■ Work required ■
Go through the listing and copy each line with the string "王世骐说".

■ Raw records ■
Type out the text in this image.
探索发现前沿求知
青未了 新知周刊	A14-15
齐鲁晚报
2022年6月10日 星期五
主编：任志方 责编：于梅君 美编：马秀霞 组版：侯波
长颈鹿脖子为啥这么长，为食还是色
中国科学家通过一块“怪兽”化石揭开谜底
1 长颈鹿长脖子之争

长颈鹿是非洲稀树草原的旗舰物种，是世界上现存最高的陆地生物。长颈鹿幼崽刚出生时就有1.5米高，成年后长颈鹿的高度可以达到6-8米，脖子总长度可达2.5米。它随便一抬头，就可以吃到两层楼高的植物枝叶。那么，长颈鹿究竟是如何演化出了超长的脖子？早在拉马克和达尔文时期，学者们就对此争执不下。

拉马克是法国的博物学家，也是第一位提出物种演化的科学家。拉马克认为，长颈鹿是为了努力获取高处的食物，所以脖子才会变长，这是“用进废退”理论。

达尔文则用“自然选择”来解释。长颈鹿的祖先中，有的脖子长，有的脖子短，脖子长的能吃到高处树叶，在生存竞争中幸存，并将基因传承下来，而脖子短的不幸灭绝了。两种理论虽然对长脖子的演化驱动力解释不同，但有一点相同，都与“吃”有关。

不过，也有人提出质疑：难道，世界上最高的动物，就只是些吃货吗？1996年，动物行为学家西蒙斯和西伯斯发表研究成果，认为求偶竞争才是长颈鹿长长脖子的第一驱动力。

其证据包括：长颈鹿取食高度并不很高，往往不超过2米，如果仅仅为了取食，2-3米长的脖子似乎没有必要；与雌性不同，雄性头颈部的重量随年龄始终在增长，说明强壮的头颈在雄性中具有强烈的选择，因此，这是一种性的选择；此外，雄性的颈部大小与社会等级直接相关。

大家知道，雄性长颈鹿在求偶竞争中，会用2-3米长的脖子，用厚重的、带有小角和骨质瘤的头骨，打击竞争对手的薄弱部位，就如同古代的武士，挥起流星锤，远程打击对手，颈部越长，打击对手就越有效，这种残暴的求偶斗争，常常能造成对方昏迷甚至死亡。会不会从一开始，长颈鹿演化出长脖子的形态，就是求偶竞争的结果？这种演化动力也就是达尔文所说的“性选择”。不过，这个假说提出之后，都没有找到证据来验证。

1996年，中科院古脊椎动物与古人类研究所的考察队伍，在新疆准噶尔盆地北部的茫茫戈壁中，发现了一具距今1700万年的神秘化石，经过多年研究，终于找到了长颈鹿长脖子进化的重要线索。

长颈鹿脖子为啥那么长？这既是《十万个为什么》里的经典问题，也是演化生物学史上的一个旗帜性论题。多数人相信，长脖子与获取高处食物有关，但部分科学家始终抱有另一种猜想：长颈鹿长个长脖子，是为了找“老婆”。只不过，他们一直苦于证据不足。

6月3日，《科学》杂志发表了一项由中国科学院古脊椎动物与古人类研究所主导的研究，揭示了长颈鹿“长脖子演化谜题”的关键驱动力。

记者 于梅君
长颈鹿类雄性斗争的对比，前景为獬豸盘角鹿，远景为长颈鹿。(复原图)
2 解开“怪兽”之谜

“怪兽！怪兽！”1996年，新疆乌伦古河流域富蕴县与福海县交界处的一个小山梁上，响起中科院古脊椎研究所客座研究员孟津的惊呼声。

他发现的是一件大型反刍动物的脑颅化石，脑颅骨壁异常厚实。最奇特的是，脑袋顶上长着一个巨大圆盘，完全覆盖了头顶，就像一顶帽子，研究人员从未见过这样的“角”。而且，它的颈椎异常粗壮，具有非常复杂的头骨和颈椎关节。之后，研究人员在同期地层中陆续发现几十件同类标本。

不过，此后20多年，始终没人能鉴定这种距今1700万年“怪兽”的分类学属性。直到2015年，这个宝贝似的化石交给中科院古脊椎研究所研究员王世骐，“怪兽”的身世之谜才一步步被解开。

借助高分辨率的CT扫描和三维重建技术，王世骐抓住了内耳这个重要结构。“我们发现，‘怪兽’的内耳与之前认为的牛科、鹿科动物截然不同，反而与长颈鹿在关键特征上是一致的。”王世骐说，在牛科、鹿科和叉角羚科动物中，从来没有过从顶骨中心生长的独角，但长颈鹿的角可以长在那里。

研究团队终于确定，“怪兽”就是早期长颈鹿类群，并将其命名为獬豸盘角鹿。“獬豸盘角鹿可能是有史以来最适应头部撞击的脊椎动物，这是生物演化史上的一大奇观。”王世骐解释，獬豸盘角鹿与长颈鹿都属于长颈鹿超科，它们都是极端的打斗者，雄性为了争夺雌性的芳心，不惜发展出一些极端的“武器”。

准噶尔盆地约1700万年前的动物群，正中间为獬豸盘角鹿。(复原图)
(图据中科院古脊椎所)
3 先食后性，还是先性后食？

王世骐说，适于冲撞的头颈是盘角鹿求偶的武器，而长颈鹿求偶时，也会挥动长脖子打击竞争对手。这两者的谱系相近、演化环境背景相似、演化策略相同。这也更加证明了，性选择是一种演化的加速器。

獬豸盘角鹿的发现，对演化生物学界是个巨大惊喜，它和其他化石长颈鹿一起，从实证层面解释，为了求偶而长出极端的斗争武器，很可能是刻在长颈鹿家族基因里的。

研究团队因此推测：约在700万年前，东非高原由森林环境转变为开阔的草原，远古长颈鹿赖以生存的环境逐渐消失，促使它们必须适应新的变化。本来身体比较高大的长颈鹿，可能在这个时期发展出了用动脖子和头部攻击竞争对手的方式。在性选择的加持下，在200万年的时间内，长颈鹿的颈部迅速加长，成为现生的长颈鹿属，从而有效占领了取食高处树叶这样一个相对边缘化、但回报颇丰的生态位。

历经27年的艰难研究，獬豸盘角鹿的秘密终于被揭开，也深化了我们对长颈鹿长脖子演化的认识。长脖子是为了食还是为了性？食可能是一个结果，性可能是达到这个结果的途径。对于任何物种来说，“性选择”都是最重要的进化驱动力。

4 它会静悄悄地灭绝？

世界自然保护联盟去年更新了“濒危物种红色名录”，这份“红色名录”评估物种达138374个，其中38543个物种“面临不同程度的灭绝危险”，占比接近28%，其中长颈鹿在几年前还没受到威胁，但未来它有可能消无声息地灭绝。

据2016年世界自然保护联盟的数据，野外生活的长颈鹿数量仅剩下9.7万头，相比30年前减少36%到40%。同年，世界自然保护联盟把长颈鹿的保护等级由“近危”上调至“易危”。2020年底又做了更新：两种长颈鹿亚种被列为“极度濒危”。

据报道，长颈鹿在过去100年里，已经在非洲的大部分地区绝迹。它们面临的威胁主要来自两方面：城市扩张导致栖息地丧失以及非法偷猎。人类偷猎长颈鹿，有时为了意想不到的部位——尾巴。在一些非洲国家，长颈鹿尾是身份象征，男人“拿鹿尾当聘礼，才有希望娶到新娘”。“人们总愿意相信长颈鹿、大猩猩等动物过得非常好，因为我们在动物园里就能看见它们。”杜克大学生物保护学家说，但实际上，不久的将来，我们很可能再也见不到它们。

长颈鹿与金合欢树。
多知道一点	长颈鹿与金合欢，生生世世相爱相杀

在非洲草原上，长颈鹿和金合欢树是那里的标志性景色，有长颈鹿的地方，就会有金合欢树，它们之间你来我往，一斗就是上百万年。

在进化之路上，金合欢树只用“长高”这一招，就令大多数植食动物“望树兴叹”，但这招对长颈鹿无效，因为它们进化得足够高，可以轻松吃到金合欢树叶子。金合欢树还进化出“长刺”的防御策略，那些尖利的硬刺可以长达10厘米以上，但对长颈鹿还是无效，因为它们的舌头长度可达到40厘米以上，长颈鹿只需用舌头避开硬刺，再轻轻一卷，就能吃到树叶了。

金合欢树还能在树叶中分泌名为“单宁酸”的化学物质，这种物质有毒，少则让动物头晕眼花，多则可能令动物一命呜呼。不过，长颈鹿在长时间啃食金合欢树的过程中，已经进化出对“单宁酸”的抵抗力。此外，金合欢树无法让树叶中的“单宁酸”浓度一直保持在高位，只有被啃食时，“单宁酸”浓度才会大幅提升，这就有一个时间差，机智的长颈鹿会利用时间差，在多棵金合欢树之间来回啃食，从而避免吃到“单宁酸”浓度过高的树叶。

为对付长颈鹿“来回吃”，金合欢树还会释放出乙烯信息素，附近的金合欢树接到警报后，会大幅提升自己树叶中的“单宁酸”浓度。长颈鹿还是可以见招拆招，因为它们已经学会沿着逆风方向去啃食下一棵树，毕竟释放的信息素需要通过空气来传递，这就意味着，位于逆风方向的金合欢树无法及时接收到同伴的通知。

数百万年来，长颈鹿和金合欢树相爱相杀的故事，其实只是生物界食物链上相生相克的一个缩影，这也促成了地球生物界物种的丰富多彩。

■ Response to this exercise ■
借助高分辨率的CT扫描和三维重建技术，王世骐抓住了内耳这个重要结构。“我们发现，‘怪兽’的内耳与之前认为的牛科、鹿科动物截然不同，反而与长颈鹿在关键特征上是一致的。”王世骐说，在牛科、鹿科和叉角羚科动物中，从来没有过从顶骨中心生长的独角，但长颈鹿的角可以长在那里。
王世骐说，适于冲撞的头颈是盘角鹿求偶的武器，而长颈鹿求偶时，也会挥动长脖子打击竞争对手。这两者的谱系相近、演化环境背景相似、演化策略相同。这也更加证明了，性选择是一种演化的加速器。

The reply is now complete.